WHAT YOU WILL DO: Count every line where "title" shows up, and give that number only.

Records:
▼

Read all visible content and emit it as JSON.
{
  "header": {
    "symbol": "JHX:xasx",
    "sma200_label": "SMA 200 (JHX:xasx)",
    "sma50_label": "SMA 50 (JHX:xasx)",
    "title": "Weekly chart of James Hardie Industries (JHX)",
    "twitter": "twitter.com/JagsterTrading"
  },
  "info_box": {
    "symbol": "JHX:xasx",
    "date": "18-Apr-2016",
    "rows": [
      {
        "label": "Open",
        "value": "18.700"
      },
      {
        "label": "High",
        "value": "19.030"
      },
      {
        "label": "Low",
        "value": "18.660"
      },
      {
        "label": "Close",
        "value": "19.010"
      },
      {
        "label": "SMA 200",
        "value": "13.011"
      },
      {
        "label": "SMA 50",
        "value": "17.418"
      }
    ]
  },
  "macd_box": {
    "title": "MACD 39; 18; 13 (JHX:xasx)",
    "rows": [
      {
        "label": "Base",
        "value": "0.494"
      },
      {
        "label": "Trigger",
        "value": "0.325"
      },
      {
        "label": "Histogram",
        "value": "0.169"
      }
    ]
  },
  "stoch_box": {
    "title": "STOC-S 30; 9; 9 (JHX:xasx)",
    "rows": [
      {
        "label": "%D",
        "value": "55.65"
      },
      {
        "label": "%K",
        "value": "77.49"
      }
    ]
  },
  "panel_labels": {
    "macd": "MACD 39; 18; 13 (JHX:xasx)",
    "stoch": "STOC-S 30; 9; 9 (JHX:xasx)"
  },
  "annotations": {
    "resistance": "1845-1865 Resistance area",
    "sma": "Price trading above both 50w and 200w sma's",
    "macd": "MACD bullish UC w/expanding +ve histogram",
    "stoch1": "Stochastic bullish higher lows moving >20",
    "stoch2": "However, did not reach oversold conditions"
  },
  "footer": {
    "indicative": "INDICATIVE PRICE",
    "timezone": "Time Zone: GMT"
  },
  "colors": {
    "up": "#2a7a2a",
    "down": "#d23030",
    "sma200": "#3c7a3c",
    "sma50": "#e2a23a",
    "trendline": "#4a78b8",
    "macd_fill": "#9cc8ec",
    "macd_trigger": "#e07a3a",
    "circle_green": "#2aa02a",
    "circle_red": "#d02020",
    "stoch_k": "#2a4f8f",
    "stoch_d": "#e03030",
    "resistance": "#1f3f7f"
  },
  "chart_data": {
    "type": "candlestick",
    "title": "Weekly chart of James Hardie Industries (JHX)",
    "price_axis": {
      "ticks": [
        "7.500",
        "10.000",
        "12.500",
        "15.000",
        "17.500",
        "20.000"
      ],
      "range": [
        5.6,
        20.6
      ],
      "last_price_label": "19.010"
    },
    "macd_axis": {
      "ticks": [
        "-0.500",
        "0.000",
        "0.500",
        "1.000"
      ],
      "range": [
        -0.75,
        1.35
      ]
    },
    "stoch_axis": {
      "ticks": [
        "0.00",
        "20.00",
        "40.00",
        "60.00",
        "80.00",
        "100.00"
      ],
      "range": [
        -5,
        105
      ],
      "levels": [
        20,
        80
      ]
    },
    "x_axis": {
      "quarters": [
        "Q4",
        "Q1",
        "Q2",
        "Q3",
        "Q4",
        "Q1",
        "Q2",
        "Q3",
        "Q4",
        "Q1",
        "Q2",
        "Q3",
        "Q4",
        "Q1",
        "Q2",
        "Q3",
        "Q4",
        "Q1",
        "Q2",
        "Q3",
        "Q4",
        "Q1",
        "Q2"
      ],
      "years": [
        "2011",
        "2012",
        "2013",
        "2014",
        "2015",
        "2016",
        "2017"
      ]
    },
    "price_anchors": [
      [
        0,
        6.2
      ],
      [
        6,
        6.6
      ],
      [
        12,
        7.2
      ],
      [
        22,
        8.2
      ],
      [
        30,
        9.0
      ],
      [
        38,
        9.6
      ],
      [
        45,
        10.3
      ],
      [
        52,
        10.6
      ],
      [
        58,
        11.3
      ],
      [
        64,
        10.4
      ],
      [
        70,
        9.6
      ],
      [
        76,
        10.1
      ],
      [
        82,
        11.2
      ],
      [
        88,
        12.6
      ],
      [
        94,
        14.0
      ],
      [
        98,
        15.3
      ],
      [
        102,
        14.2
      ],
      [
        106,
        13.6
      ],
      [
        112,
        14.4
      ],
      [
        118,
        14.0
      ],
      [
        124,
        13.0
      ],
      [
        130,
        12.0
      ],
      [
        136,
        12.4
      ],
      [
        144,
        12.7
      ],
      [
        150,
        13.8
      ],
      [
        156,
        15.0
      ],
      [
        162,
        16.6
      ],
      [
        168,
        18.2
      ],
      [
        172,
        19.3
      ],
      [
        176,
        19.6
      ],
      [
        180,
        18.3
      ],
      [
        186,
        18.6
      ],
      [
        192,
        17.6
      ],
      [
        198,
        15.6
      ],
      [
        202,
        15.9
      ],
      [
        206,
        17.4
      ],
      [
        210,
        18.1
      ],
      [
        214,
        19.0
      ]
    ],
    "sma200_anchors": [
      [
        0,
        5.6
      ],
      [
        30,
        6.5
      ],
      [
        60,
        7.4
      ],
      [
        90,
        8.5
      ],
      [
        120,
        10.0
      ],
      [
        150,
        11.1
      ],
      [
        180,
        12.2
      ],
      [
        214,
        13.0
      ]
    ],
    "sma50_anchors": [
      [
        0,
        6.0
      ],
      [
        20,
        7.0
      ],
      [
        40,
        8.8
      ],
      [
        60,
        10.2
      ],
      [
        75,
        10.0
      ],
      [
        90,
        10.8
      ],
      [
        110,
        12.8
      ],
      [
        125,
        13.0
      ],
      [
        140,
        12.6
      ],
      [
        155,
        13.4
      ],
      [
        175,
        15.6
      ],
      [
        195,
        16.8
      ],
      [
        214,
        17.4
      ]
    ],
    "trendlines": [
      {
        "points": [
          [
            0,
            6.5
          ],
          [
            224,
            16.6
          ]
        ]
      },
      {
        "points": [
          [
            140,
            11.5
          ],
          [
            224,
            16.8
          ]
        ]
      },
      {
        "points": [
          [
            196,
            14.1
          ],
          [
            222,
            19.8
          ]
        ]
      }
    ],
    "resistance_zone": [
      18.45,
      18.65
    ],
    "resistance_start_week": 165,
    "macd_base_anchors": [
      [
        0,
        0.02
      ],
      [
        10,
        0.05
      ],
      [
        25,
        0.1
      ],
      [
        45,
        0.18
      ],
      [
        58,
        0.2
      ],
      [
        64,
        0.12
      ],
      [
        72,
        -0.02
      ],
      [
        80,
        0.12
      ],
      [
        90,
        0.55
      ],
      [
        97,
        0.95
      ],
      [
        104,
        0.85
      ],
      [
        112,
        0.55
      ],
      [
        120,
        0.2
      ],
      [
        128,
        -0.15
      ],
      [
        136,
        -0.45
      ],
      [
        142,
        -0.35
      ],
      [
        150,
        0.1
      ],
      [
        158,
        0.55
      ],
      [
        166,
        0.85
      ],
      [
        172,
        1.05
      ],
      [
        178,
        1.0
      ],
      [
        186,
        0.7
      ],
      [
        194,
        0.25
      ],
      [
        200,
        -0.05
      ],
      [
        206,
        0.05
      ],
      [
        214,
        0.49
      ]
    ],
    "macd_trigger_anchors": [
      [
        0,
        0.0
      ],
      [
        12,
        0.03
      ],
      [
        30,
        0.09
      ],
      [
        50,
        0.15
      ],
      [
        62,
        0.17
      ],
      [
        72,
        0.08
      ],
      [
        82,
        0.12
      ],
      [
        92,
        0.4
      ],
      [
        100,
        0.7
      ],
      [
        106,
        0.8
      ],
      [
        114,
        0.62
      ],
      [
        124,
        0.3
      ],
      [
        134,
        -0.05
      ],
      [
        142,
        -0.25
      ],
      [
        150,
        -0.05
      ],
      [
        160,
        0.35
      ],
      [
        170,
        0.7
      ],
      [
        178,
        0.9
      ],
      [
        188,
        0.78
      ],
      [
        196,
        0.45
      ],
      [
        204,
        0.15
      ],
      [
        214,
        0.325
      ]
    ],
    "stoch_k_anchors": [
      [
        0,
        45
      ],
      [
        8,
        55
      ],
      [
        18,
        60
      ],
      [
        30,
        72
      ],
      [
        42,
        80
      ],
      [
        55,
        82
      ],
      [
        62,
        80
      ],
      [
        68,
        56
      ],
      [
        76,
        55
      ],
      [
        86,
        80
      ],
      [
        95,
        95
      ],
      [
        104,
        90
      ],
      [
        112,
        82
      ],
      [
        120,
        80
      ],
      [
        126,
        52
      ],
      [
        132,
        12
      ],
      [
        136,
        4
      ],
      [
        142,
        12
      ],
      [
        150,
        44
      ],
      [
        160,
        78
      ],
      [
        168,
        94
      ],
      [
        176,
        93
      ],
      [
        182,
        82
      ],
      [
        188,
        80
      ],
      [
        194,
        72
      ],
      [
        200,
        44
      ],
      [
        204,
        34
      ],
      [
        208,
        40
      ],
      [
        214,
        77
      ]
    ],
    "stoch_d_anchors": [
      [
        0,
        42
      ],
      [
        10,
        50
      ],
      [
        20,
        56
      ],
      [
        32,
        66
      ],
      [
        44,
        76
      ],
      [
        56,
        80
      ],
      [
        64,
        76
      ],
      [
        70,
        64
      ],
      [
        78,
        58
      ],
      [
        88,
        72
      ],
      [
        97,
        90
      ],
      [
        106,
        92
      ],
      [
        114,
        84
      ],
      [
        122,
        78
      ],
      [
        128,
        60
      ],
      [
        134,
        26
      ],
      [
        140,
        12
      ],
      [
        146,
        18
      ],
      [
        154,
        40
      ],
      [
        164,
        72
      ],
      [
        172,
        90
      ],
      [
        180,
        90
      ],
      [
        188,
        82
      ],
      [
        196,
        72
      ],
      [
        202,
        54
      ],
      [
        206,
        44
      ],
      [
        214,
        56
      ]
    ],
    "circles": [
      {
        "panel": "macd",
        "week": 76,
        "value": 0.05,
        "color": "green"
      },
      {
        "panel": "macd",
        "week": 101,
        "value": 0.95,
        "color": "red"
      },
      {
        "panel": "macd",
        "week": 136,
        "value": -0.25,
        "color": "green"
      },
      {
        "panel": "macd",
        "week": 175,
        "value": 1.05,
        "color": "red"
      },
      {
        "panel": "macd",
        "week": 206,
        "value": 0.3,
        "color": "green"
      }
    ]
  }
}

▲

SOLUTION: 4